_Provided data_
▽

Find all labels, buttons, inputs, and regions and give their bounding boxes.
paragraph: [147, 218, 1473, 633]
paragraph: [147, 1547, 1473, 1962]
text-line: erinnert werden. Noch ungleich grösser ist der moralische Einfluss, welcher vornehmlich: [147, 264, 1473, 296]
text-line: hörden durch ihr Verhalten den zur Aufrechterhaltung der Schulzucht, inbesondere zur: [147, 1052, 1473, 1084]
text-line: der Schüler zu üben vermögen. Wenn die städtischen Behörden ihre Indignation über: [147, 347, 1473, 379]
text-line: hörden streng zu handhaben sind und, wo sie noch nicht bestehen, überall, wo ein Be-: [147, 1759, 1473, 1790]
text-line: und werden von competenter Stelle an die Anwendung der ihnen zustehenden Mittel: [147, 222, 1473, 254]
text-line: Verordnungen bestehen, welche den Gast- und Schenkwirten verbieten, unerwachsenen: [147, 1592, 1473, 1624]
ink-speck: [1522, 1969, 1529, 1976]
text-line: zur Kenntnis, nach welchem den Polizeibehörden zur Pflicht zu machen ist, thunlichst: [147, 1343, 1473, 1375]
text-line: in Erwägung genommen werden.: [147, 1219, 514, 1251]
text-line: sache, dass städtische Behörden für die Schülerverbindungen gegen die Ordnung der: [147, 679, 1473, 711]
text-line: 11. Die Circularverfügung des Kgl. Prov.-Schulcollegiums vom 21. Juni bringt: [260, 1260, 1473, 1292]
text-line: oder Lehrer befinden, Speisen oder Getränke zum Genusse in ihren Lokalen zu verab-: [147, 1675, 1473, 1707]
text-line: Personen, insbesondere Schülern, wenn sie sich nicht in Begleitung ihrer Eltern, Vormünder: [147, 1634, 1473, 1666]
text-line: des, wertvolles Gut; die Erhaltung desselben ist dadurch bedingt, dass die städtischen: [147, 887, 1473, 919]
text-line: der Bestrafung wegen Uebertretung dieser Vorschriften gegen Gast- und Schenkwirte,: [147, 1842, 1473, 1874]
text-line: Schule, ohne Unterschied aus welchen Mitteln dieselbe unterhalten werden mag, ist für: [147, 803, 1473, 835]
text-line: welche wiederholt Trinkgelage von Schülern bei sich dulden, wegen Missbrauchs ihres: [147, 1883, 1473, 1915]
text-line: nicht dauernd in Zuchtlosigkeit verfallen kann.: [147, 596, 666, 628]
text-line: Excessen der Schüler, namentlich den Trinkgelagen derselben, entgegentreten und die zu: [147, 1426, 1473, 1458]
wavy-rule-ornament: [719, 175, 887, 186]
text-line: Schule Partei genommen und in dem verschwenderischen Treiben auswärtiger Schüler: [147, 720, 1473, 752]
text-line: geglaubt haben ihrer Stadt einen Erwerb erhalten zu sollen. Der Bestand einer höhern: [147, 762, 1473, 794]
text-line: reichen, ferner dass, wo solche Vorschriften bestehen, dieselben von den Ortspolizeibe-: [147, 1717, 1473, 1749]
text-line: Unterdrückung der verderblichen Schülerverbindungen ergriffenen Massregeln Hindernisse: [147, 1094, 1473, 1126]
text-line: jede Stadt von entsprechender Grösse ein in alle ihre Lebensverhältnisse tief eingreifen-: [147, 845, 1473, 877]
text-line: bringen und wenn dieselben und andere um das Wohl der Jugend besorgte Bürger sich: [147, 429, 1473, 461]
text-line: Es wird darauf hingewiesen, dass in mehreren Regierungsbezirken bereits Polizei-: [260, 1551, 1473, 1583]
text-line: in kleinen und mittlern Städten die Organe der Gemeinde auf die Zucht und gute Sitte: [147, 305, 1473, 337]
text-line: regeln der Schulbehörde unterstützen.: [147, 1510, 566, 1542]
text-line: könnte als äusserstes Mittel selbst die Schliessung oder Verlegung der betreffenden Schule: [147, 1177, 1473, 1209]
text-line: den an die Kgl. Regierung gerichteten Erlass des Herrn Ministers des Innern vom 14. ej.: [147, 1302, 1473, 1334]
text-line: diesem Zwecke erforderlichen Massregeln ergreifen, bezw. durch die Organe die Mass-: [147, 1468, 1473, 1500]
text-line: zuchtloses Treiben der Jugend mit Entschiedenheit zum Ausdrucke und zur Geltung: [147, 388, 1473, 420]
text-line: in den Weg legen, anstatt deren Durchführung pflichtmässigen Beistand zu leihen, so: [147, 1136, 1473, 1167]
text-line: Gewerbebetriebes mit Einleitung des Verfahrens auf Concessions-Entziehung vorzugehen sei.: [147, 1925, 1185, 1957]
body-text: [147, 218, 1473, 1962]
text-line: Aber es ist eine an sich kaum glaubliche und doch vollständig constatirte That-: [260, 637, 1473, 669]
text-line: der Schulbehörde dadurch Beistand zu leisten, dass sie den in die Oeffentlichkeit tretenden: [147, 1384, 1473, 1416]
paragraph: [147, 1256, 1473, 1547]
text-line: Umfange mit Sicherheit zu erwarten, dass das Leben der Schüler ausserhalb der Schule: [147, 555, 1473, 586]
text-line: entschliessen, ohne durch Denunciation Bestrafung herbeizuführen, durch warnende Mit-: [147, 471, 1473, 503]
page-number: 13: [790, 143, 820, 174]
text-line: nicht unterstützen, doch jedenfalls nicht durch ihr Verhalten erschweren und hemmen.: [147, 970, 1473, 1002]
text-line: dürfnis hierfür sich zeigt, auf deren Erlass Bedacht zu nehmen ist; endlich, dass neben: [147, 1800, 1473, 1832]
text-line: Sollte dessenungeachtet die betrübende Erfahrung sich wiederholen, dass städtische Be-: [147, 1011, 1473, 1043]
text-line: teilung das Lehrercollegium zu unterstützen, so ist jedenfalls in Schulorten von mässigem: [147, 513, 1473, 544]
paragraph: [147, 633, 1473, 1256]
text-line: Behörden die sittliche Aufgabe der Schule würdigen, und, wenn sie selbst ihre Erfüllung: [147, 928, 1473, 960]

△

Which lines in the data above hold the string "Schulbehörde"? Show each one.

_Exercise solution_
text-line: regeln der Schulbehörde unterstützen.: [147, 1510, 566, 1542]
text-line: der Schulbehörde dadurch Beistand zu leisten, dass sie den in die Oeffentlichkeit tretenden: [147, 1384, 1473, 1416]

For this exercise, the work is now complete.